All records must be quoted exactly. Omit the pictures.

■ ■ ■ ■

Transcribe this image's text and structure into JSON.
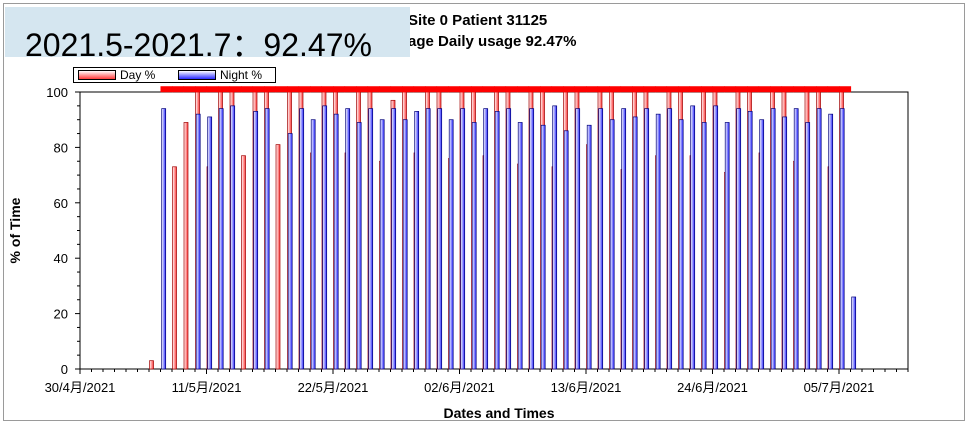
{
  "overlay_text": "2021.5-2021.7：92.47%",
  "title_line1": "Site 0 Patient 31125",
  "title_line2": "age Daily usage 92.47%",
  "colors": {
    "day": "#ff3a3a",
    "night": "#2828ff",
    "marker": "#ff0000",
    "overlay_bg": "#d5e6f0"
  },
  "chart_data": {
    "type": "bar",
    "title": "Site 0 Patient 31125",
    "subtitle": "age Daily usage 92.47%",
    "xlabel": "Dates and Times",
    "ylabel": "% of Time",
    "ylim": [
      0,
      100
    ],
    "yticks": [
      0,
      20,
      40,
      60,
      80,
      100
    ],
    "xticks": [
      "30/4月/2021",
      "11/5月/2021",
      "22/5月/2021",
      "02/6月/2021",
      "13/6月/2021",
      "24/6月/2021",
      "05/7月/2021"
    ],
    "x_start": "2021-04-30",
    "x_end": "2021-07-11",
    "legend": [
      "Day %",
      "Night %"
    ],
    "legend_position": "top-left",
    "marker_level": 101,
    "series": [
      {
        "name": "Day %",
        "points": [
          [
            "2021-05-06",
            3
          ],
          [
            "2021-05-08",
            73
          ],
          [
            "2021-05-09",
            89
          ],
          [
            "2021-05-10",
            100
          ],
          [
            "2021-05-11",
            73
          ],
          [
            "2021-05-12",
            100
          ],
          [
            "2021-05-13",
            100
          ],
          [
            "2021-05-14",
            77
          ],
          [
            "2021-05-15",
            100
          ],
          [
            "2021-05-16",
            100
          ],
          [
            "2021-05-17",
            81
          ],
          [
            "2021-05-18",
            100
          ],
          [
            "2021-05-19",
            100
          ],
          [
            "2021-05-20",
            78
          ],
          [
            "2021-05-21",
            100
          ],
          [
            "2021-05-22",
            100
          ],
          [
            "2021-05-23",
            78
          ],
          [
            "2021-05-24",
            100
          ],
          [
            "2021-05-25",
            100
          ],
          [
            "2021-05-26",
            75
          ],
          [
            "2021-05-27",
            97
          ],
          [
            "2021-05-28",
            100
          ],
          [
            "2021-05-29",
            78
          ],
          [
            "2021-05-30",
            100
          ],
          [
            "2021-05-31",
            100
          ],
          [
            "2021-06-01",
            76
          ],
          [
            "2021-06-02",
            100
          ],
          [
            "2021-06-03",
            100
          ],
          [
            "2021-06-04",
            77
          ],
          [
            "2021-06-05",
            100
          ],
          [
            "2021-06-06",
            100
          ],
          [
            "2021-06-07",
            74
          ],
          [
            "2021-06-08",
            100
          ],
          [
            "2021-06-09",
            100
          ],
          [
            "2021-06-10",
            73
          ],
          [
            "2021-06-11",
            100
          ],
          [
            "2021-06-12",
            100
          ],
          [
            "2021-06-13",
            81
          ],
          [
            "2021-06-14",
            100
          ],
          [
            "2021-06-15",
            100
          ],
          [
            "2021-06-16",
            72
          ],
          [
            "2021-06-17",
            100
          ],
          [
            "2021-06-18",
            100
          ],
          [
            "2021-06-19",
            77
          ],
          [
            "2021-06-20",
            100
          ],
          [
            "2021-06-21",
            100
          ],
          [
            "2021-06-22",
            77
          ],
          [
            "2021-06-23",
            100
          ],
          [
            "2021-06-24",
            100
          ],
          [
            "2021-06-25",
            71
          ],
          [
            "2021-06-26",
            100
          ],
          [
            "2021-06-27",
            100
          ],
          [
            "2021-06-28",
            78
          ],
          [
            "2021-06-29",
            100
          ],
          [
            "2021-06-30",
            100
          ],
          [
            "2021-07-01",
            75
          ],
          [
            "2021-07-02",
            100
          ],
          [
            "2021-07-03",
            100
          ],
          [
            "2021-07-04",
            73
          ],
          [
            "2021-07-05",
            100
          ]
        ]
      },
      {
        "name": "Night %",
        "points": [
          [
            "2021-05-07",
            94
          ],
          [
            "2021-05-10",
            92
          ],
          [
            "2021-05-11",
            91
          ],
          [
            "2021-05-12",
            94
          ],
          [
            "2021-05-13",
            95
          ],
          [
            "2021-05-15",
            93
          ],
          [
            "2021-05-16",
            94
          ],
          [
            "2021-05-18",
            85
          ],
          [
            "2021-05-19",
            94
          ],
          [
            "2021-05-20",
            90
          ],
          [
            "2021-05-21",
            95
          ],
          [
            "2021-05-22",
            92
          ],
          [
            "2021-05-23",
            94
          ],
          [
            "2021-05-24",
            89
          ],
          [
            "2021-05-25",
            94
          ],
          [
            "2021-05-26",
            90
          ],
          [
            "2021-05-27",
            94
          ],
          [
            "2021-05-28",
            90
          ],
          [
            "2021-05-29",
            93
          ],
          [
            "2021-05-30",
            94
          ],
          [
            "2021-05-31",
            94
          ],
          [
            "2021-06-01",
            90
          ],
          [
            "2021-06-02",
            94
          ],
          [
            "2021-06-03",
            89
          ],
          [
            "2021-06-04",
            94
          ],
          [
            "2021-06-05",
            93
          ],
          [
            "2021-06-06",
            94
          ],
          [
            "2021-06-07",
            89
          ],
          [
            "2021-06-08",
            94
          ],
          [
            "2021-06-09",
            88
          ],
          [
            "2021-06-10",
            95
          ],
          [
            "2021-06-11",
            86
          ],
          [
            "2021-06-12",
            94
          ],
          [
            "2021-06-13",
            88
          ],
          [
            "2021-06-14",
            94
          ],
          [
            "2021-06-15",
            90
          ],
          [
            "2021-06-16",
            94
          ],
          [
            "2021-06-17",
            91
          ],
          [
            "2021-06-18",
            94
          ],
          [
            "2021-06-19",
            92
          ],
          [
            "2021-06-20",
            94
          ],
          [
            "2021-06-21",
            90
          ],
          [
            "2021-06-22",
            95
          ],
          [
            "2021-06-23",
            89
          ],
          [
            "2021-06-24",
            95
          ],
          [
            "2021-06-25",
            89
          ],
          [
            "2021-06-26",
            94
          ],
          [
            "2021-06-27",
            93
          ],
          [
            "2021-06-28",
            90
          ],
          [
            "2021-06-29",
            94
          ],
          [
            "2021-06-30",
            91
          ],
          [
            "2021-07-01",
            94
          ],
          [
            "2021-07-02",
            89
          ],
          [
            "2021-07-03",
            94
          ],
          [
            "2021-07-04",
            92
          ],
          [
            "2021-07-05",
            94
          ],
          [
            "2021-07-06",
            26
          ]
        ]
      }
    ]
  }
}
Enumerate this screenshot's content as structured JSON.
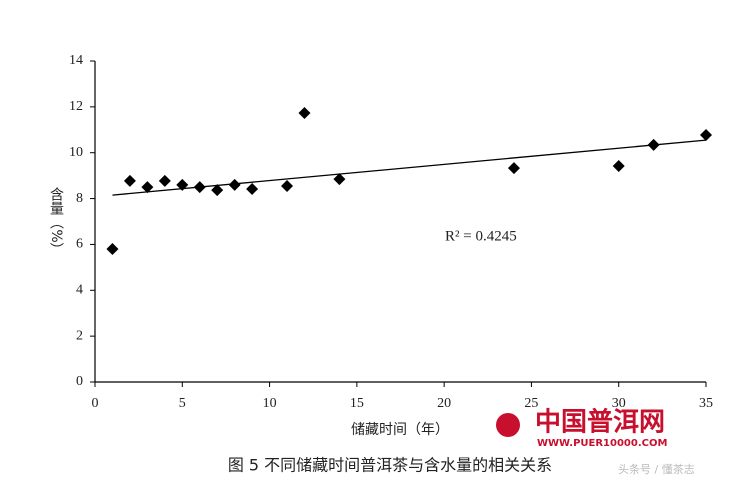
{
  "chart_data": {
    "type": "scatter",
    "title": "图 5  不同储藏时间普洱茶与含水量的相关关系",
    "x_label": "储藏时间（年）",
    "y_label": "含量（%）",
    "annotation": "R² = 0.4245",
    "x": [
      1,
      2,
      3,
      4,
      5,
      6,
      7,
      8,
      9,
      11,
      12,
      14,
      24,
      30,
      32,
      35
    ],
    "values": [
      5.8,
      8.77,
      8.5,
      8.77,
      8.6,
      8.5,
      8.37,
      8.6,
      8.42,
      8.55,
      11.73,
      8.85,
      9.33,
      9.42,
      10.34,
      10.77
    ],
    "color": "#000000",
    "trendline": {
      "x": [
        1,
        35
      ],
      "values": [
        8.15,
        10.55
      ]
    },
    "xlim": [
      0,
      35
    ],
    "ylim": [
      0,
      14
    ],
    "xticks": [
      0,
      5,
      10,
      15,
      20,
      25,
      30,
      35
    ],
    "yticks": [
      0,
      2,
      4,
      6,
      8,
      10,
      12,
      14
    ]
  },
  "watermark": {
    "name": "中国普洱网",
    "url": "WWW.PUER10000.COM",
    "credit": "头条号 / 懂茶志"
  }
}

■ ■ ■ ■

▶ [RESULT FOR THIS TASK]:
Transcribe this image's text and structure into JSON.
{
  "overlay_text": "2021.5-2021.7：92.47%",
  "title_line1": "Site 0 Patient 31125",
  "title_line2": "age Daily usage 92.47%",
  "colors": {
    "day": "#ff3a3a",
    "night": "#2828ff",
    "marker": "#ff0000",
    "overlay_bg": "#d5e6f0"
  },
  "chart_data": {
    "type": "bar",
    "title": "Site 0 Patient 31125",
    "subtitle": "age Daily usage 92.47%",
    "xlabel": "Dates and Times",
    "ylabel": "% of Time",
    "ylim": [
      0,
      100
    ],
    "yticks": [
      0,
      20,
      40,
      60,
      80,
      100
    ],
    "xticks": [
      "30/4月/2021",
      "11/5月/2021",
      "22/5月/2021",
      "02/6月/2021",
      "13/6月/2021",
      "24/6月/2021",
      "05/7月/2021"
    ],
    "x_start": "2021-04-30",
    "x_end": "2021-07-11",
    "legend": [
      "Day %",
      "Night %"
    ],
    "legend_position": "top-left",
    "marker_level": 101,
    "series": [
      {
        "name": "Day %",
        "points": [
          [
            "2021-05-06",
            3
          ],
          [
            "2021-05-08",
            73
          ],
          [
            "2021-05-09",
            89
          ],
          [
            "2021-05-10",
            100
          ],
          [
            "2021-05-11",
            73
          ],
          [
            "2021-05-12",
            100
          ],
          [
            "2021-05-13",
            100
          ],
          [
            "2021-05-14",
            77
          ],
          [
            "2021-05-15",
            100
          ],
          [
            "2021-05-16",
            100
          ],
          [
            "2021-05-17",
            81
          ],
          [
            "2021-05-18",
            100
          ],
          [
            "2021-05-19",
            100
          ],
          [
            "2021-05-20",
            78
          ],
          [
            "2021-05-21",
            100
          ],
          [
            "2021-05-22",
            100
          ],
          [
            "2021-05-23",
            78
          ],
          [
            "2021-05-24",
            100
          ],
          [
            "2021-05-25",
            100
          ],
          [
            "2021-05-26",
            75
          ],
          [
            "2021-05-27",
            97
          ],
          [
            "2021-05-28",
            100
          ],
          [
            "2021-05-29",
            78
          ],
          [
            "2021-05-30",
            100
          ],
          [
            "2021-05-31",
            100
          ],
          [
            "2021-06-01",
            76
          ],
          [
            "2021-06-02",
            100
          ],
          [
            "2021-06-03",
            100
          ],
          [
            "2021-06-04",
            77
          ],
          [
            "2021-06-05",
            100
          ],
          [
            "2021-06-06",
            100
          ],
          [
            "2021-06-07",
            74
          ],
          [
            "2021-06-08",
            100
          ],
          [
            "2021-06-09",
            100
          ],
          [
            "2021-06-10",
            73
          ],
          [
            "2021-06-11",
            100
          ],
          [
            "2021-06-12",
            100
          ],
          [
            "2021-06-13",
            81
          ],
          [
            "2021-06-14",
            100
          ],
          [
            "2021-06-15",
            100
          ],
          [
            "2021-06-16",
            72
          ],
          [
            "2021-06-17",
            100
          ],
          [
            "2021-06-18",
            100
          ],
          [
            "2021-06-19",
            77
          ],
          [
            "2021-06-20",
            100
          ],
          [
            "2021-06-21",
            100
          ],
          [
            "2021-06-22",
            77
          ],
          [
            "2021-06-23",
            100
          ],
          [
            "2021-06-24",
            100
          ],
          [
            "2021-06-25",
            71
          ],
          [
            "2021-06-26",
            100
          ],
          [
            "2021-06-27",
            100
          ],
          [
            "2021-06-28",
            78
          ],
          [
            "2021-06-29",
            100
          ],
          [
            "2021-06-30",
            100
          ],
          [
            "2021-07-01",
            75
          ],
          [
            "2021-07-02",
            100
          ],
          [
            "2021-07-03",
            100
          ],
          [
            "2021-07-04",
            73
          ],
          [
            "2021-07-05",
            100
          ]
        ]
      },
      {
        "name": "Night %",
        "points": [
          [
            "2021-05-07",
            94
          ],
          [
            "2021-05-10",
            92
          ],
          [
            "2021-05-11",
            91
          ],
          [
            "2021-05-12",
            94
          ],
          [
            "2021-05-13",
            95
          ],
          [
            "2021-05-15",
            93
          ],
          [
            "2021-05-16",
            94
          ],
          [
            "2021-05-18",
            85
          ],
          [
            "2021-05-19",
            94
          ],
          [
            "2021-05-20",
            90
          ],
          [
            "2021-05-21",
            95
          ],
          [
            "2021-05-22",
            92
          ],
          [
            "2021-05-23",
            94
          ],
          [
            "2021-05-24",
            89
          ],
          [
            "2021-05-25",
            94
          ],
          [
            "2021-05-26",
            90
          ],
          [
            "2021-05-27",
            94
          ],
          [
            "2021-05-28",
            90
          ],
          [
            "2021-05-29",
            93
          ],
          [
            "2021-05-30",
            94
          ],
          [
            "2021-05-31",
            94
          ],
          [
            "2021-06-01",
            90
          ],
          [
            "2021-06-02",
            94
          ],
          [
            "2021-06-03",
            89
          ],
          [
            "2021-06-04",
            94
          ],
          [
            "2021-06-05",
            93
          ],
          [
            "2021-06-06",
            94
          ],
          [
            "2021-06-07",
            89
          ],
          [
            "2021-06-08",
            94
          ],
          [
            "2021-06-09",
            88
          ],
          [
            "2021-06-10",
            95
          ],
          [
            "2021-06-11",
            86
          ],
          [
            "2021-06-12",
            94
          ],
          [
            "2021-06-13",
            88
          ],
          [
            "2021-06-14",
            94
          ],
          [
            "2021-06-15",
            90
          ],
          [
            "2021-06-16",
            94
          ],
          [
            "2021-06-17",
            91
          ],
          [
            "2021-06-18",
            94
          ],
          [
            "2021-06-19",
            92
          ],
          [
            "2021-06-20",
            94
          ],
          [
            "2021-06-21",
            90
          ],
          [
            "2021-06-22",
            95
          ],
          [
            "2021-06-23",
            89
          ],
          [
            "2021-06-24",
            95
          ],
          [
            "2021-06-25",
            89
          ],
          [
            "2021-06-26",
            94
          ],
          [
            "2021-06-27",
            93
          ],
          [
            "2021-06-28",
            90
          ],
          [
            "2021-06-29",
            94
          ],
          [
            "2021-06-30",
            91
          ],
          [
            "2021-07-01",
            94
          ],
          [
            "2021-07-02",
            89
          ],
          [
            "2021-07-03",
            94
          ],
          [
            "2021-07-04",
            92
          ],
          [
            "2021-07-05",
            94
          ],
          [
            "2021-07-06",
            26
          ]
        ]
      }
    ]
  }
}
Enumerate this screenshot's content as structured JSON.
{
  "chart_data": {
    "type": "scatter",
    "title": "图 5  不同储藏时间普洱茶与含水量的相关关系",
    "x_label": "储藏时间（年）",
    "y_label": "含量（%）",
    "annotation": "R² = 0.4245",
    "x": [
      1,
      2,
      3,
      4,
      5,
      6,
      7,
      8,
      9,
      11,
      12,
      14,
      24,
      30,
      32,
      35
    ],
    "values": [
      5.8,
      8.77,
      8.5,
      8.77,
      8.6,
      8.5,
      8.37,
      8.6,
      8.42,
      8.55,
      11.73,
      8.85,
      9.33,
      9.42,
      10.34,
      10.77
    ],
    "color": "#000000",
    "trendline": {
      "x": [
        1,
        35
      ],
      "values": [
        8.15,
        10.55
      ]
    },
    "xlim": [
      0,
      35
    ],
    "ylim": [
      0,
      14
    ],
    "xticks": [
      0,
      5,
      10,
      15,
      20,
      25,
      30,
      35
    ],
    "yticks": [
      0,
      2,
      4,
      6,
      8,
      10,
      12,
      14
    ]
  },
  "watermark": {
    "name": "中国普洱网",
    "url": "WWW.PUER10000.COM",
    "credit": "头条号 / 懂茶志"
  }
}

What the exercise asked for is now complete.